# EXTRACTED RECORDS:

+ + + + +

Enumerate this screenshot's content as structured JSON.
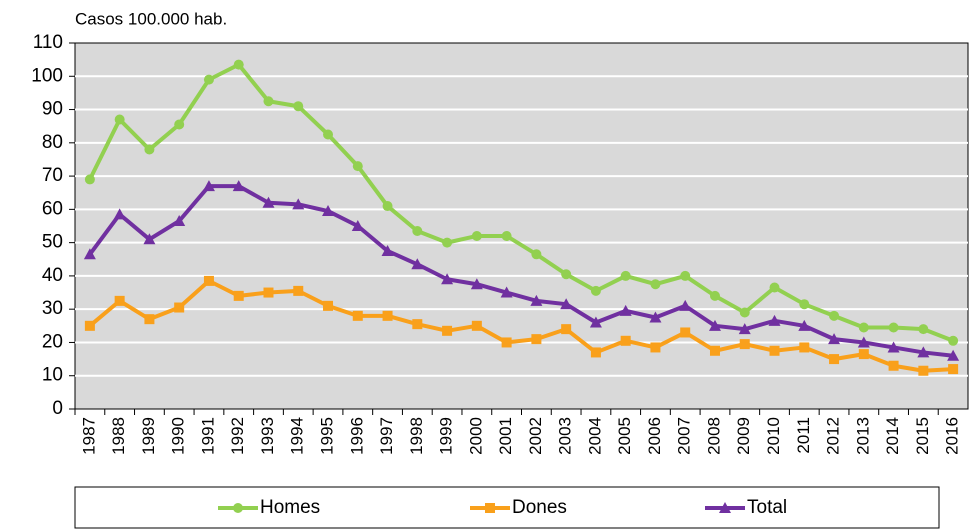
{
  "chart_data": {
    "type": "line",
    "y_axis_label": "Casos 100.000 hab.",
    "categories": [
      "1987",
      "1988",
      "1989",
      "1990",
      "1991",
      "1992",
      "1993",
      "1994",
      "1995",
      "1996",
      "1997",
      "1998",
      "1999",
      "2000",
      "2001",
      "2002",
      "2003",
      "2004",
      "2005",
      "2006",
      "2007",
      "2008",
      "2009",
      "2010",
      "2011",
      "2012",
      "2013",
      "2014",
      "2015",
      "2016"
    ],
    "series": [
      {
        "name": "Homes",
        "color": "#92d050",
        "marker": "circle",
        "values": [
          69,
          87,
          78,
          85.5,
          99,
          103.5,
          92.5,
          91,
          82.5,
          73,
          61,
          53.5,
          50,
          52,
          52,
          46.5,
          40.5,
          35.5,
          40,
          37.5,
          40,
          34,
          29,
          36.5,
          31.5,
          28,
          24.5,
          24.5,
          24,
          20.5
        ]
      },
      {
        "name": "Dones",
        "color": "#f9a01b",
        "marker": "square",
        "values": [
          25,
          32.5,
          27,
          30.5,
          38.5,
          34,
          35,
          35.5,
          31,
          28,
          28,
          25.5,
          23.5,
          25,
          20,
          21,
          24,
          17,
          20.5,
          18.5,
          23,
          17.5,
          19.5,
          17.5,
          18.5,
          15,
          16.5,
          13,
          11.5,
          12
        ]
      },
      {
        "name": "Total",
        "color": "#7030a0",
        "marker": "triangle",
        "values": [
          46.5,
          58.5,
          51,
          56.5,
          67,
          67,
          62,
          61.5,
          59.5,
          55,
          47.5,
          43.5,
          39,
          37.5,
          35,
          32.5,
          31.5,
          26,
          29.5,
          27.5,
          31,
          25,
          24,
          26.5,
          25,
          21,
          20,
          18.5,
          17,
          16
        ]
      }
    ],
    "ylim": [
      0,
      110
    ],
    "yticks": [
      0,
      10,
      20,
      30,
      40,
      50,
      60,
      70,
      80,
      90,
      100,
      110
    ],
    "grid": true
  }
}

+ + + + +

# REQUIRED TASK:
Skip the pictures and transcribe the rest of the records exactly.

# WRITTEN RESPONSE:
Enumerate this screenshot's content as structured JSON.
{
  "chart_data": {
    "type": "line",
    "y_axis_label": "Casos 100.000 hab.",
    "categories": [
      "1987",
      "1988",
      "1989",
      "1990",
      "1991",
      "1992",
      "1993",
      "1994",
      "1995",
      "1996",
      "1997",
      "1998",
      "1999",
      "2000",
      "2001",
      "2002",
      "2003",
      "2004",
      "2005",
      "2006",
      "2007",
      "2008",
      "2009",
      "2010",
      "2011",
      "2012",
      "2013",
      "2014",
      "2015",
      "2016"
    ],
    "series": [
      {
        "name": "Homes",
        "color": "#92d050",
        "marker": "circle",
        "values": [
          69,
          87,
          78,
          85.5,
          99,
          103.5,
          92.5,
          91,
          82.5,
          73,
          61,
          53.5,
          50,
          52,
          52,
          46.5,
          40.5,
          35.5,
          40,
          37.5,
          40,
          34,
          29,
          36.5,
          31.5,
          28,
          24.5,
          24.5,
          24,
          20.5
        ]
      },
      {
        "name": "Dones",
        "color": "#f9a01b",
        "marker": "square",
        "values": [
          25,
          32.5,
          27,
          30.5,
          38.5,
          34,
          35,
          35.5,
          31,
          28,
          28,
          25.5,
          23.5,
          25,
          20,
          21,
          24,
          17,
          20.5,
          18.5,
          23,
          17.5,
          19.5,
          17.5,
          18.5,
          15,
          16.5,
          13,
          11.5,
          12
        ]
      },
      {
        "name": "Total",
        "color": "#7030a0",
        "marker": "triangle",
        "values": [
          46.5,
          58.5,
          51,
          56.5,
          67,
          67,
          62,
          61.5,
          59.5,
          55,
          47.5,
          43.5,
          39,
          37.5,
          35,
          32.5,
          31.5,
          26,
          29.5,
          27.5,
          31,
          25,
          24,
          26.5,
          25,
          21,
          20,
          18.5,
          17,
          16
        ]
      }
    ],
    "ylim": [
      0,
      110
    ],
    "yticks": [
      0,
      10,
      20,
      30,
      40,
      50,
      60,
      70,
      80,
      90,
      100,
      110
    ],
    "grid": true
  }
}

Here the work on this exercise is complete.